_WHAT THE TASK REQUIRES_
Search the records that follow and extract every line containing the string "ylabel".

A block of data

_ _ _

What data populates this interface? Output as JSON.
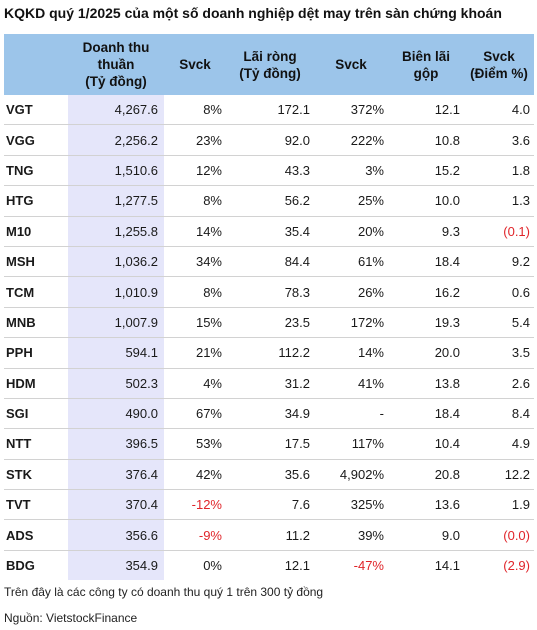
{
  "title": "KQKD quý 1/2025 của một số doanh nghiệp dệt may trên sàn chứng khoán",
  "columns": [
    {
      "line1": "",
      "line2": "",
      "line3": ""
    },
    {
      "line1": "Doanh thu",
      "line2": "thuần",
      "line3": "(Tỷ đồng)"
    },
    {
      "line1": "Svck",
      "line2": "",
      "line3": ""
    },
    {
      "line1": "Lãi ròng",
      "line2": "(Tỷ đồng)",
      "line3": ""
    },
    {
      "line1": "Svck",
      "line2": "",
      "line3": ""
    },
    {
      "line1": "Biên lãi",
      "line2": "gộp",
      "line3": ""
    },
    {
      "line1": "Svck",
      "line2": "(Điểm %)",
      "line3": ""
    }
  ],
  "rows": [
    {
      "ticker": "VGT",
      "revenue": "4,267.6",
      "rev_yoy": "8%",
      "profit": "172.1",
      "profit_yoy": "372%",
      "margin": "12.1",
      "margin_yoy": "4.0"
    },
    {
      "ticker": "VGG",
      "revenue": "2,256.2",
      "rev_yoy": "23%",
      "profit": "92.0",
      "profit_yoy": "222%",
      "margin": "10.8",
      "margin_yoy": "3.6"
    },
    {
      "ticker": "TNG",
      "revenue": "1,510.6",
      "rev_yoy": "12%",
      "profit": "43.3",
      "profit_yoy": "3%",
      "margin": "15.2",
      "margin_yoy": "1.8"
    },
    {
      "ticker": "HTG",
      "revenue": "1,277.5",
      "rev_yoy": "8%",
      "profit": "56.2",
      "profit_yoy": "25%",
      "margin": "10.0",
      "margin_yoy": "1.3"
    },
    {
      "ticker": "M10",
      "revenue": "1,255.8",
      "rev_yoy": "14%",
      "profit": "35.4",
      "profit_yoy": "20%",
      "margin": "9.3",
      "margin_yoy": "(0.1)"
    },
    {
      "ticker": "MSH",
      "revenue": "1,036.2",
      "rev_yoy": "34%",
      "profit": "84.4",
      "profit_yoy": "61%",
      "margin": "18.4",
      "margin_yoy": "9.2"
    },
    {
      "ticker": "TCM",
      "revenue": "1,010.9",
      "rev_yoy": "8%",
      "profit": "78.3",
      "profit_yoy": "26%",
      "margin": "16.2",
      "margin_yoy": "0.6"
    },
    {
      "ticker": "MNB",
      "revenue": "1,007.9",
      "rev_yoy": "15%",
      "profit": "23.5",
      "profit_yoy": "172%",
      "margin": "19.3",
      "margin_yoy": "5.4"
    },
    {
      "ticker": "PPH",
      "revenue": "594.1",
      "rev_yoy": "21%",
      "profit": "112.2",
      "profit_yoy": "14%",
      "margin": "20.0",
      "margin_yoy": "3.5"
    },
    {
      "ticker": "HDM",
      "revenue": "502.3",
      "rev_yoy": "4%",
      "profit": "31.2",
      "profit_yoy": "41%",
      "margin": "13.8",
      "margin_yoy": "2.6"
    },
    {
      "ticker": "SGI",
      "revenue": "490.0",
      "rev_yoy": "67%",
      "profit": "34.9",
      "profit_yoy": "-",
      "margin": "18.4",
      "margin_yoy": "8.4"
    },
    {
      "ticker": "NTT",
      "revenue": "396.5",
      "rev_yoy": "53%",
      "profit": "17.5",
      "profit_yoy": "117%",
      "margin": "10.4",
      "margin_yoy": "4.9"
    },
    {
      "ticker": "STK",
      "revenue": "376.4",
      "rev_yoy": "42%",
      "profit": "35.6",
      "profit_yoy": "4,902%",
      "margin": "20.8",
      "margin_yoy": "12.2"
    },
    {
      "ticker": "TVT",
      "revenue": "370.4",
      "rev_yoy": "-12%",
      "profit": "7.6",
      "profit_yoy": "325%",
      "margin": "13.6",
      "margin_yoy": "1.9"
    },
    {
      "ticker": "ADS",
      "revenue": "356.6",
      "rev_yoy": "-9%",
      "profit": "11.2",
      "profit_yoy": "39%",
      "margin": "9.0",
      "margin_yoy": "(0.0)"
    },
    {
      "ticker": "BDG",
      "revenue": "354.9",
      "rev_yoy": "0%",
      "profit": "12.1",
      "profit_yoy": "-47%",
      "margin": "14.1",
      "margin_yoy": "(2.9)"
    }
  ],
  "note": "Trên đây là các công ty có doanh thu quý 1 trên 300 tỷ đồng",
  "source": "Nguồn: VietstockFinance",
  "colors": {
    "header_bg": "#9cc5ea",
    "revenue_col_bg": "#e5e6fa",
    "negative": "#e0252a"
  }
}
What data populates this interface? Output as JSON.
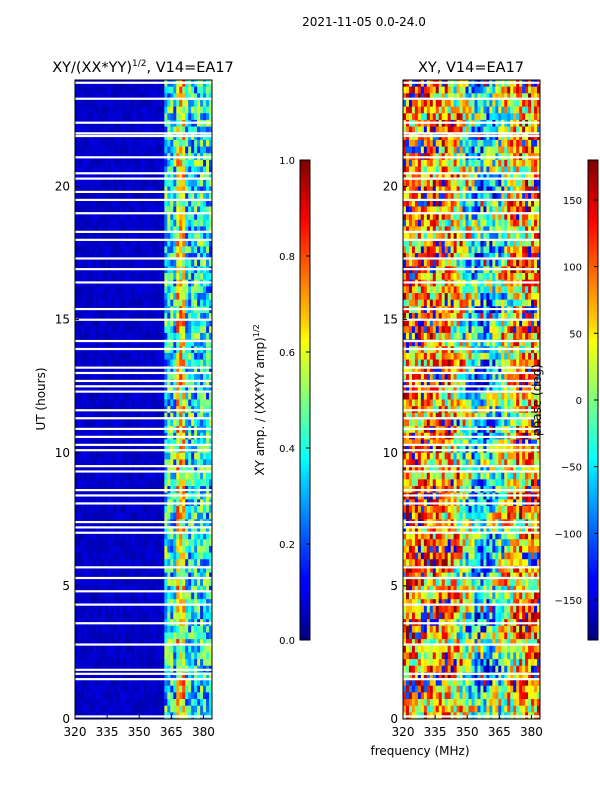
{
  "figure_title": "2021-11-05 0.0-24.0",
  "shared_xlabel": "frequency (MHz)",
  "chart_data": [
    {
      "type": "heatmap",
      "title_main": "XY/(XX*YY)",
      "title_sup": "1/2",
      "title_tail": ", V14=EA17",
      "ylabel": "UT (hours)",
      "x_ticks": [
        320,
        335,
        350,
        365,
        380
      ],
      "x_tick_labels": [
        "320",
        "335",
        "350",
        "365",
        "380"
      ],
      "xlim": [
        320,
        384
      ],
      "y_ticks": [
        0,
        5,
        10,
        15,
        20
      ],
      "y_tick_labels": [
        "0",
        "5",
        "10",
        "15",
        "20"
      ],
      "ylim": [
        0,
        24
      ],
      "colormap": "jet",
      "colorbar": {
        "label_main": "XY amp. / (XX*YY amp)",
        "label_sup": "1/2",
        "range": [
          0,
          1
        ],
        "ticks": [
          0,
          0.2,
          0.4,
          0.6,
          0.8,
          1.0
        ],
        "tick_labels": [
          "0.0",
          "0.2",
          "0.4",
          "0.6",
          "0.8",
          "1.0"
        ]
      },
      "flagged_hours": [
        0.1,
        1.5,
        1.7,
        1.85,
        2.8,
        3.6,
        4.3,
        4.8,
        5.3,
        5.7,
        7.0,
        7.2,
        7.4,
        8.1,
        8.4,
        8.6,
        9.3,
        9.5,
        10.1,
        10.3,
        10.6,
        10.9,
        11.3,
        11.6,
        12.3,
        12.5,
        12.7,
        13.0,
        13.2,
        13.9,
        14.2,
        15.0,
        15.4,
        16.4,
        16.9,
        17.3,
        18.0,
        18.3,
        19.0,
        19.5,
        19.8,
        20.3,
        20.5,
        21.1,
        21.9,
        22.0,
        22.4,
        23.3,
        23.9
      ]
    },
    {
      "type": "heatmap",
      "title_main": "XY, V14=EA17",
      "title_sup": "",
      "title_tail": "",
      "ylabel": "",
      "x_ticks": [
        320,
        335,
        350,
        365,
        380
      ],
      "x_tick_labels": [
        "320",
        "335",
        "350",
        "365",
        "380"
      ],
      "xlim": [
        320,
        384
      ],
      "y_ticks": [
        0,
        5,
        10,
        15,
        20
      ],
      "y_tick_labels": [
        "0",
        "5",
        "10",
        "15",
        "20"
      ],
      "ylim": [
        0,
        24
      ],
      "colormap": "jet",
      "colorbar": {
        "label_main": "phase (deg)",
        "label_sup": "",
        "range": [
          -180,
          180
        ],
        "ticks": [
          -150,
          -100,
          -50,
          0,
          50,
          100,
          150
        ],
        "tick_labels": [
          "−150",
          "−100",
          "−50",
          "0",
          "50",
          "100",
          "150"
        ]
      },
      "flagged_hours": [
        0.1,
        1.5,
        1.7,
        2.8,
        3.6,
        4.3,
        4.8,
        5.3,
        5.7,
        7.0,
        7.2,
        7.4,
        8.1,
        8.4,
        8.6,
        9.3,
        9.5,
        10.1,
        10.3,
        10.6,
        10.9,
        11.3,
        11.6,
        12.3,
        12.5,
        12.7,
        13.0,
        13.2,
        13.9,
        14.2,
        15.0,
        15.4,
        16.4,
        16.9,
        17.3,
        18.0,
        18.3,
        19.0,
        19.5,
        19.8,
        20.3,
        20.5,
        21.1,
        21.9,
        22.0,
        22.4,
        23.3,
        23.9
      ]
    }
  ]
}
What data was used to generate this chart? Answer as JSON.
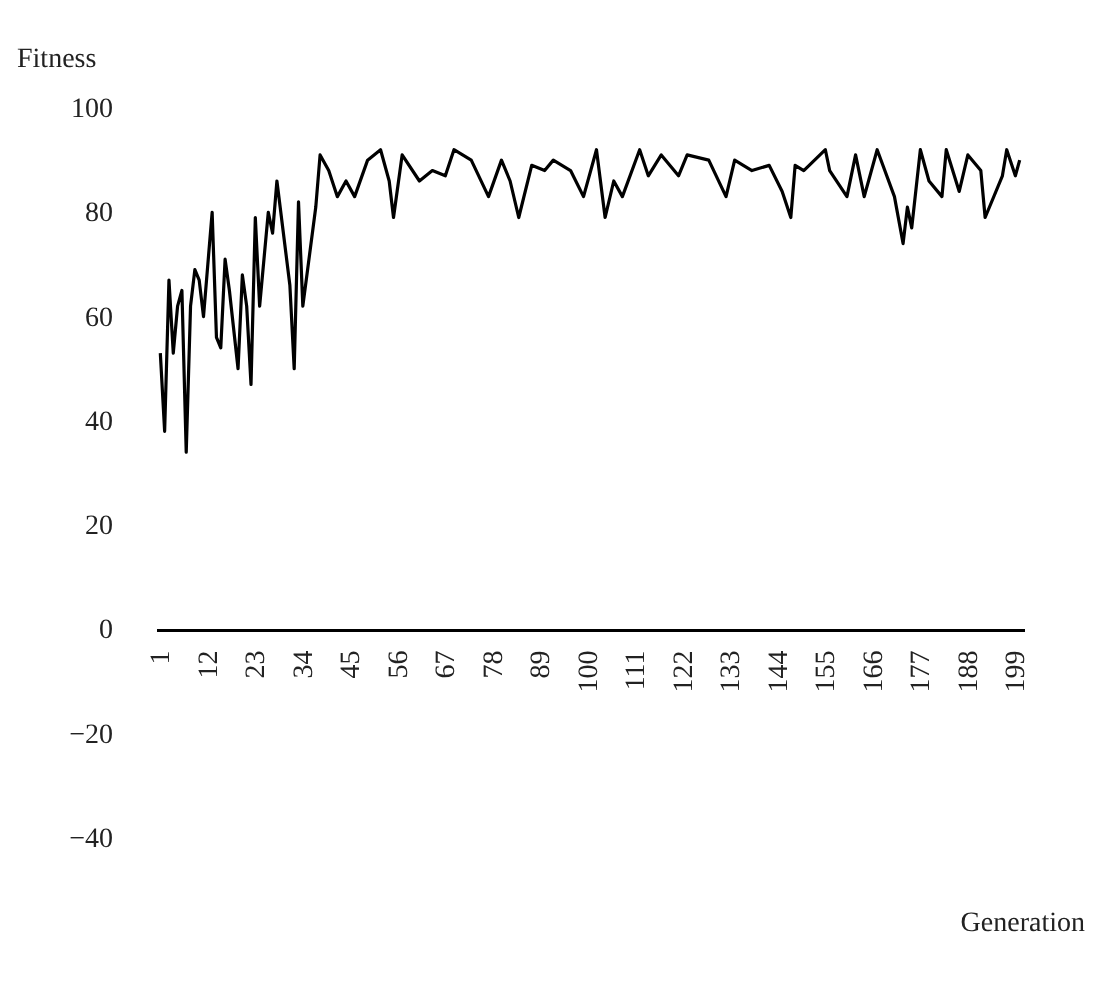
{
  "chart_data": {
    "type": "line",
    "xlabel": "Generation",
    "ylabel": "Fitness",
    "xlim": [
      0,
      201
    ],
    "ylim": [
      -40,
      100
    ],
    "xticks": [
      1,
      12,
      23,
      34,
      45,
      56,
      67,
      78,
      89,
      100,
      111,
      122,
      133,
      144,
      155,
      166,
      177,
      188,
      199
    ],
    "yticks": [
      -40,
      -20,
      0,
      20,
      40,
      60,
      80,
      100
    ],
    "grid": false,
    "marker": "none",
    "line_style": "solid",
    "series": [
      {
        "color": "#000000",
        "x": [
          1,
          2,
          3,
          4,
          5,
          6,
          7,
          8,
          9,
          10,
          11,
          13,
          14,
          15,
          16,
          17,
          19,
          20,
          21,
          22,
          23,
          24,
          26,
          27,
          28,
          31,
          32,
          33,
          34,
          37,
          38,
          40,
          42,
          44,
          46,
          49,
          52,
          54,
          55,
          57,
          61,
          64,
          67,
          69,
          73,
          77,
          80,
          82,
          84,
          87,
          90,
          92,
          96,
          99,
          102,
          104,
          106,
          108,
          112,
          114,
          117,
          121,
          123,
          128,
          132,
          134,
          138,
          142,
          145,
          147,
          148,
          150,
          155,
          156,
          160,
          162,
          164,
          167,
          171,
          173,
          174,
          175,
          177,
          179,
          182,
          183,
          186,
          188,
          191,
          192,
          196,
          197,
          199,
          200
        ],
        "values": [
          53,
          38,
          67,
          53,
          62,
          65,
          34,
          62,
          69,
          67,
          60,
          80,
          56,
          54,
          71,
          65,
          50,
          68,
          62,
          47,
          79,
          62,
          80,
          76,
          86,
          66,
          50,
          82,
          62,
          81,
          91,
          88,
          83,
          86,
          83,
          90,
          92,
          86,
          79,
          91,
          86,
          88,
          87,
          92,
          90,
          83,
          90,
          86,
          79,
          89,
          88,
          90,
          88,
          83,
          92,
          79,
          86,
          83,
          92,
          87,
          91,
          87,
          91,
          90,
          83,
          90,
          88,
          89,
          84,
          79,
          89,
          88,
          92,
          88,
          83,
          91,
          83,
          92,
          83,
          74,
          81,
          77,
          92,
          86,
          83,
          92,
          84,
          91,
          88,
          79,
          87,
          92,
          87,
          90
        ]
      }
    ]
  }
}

_ _ _

_RESPONSE TO THE EXERCISE_
      "ylabel": "UT (hours)",
      "ylabel": "",
    "ylabel": "Fitness",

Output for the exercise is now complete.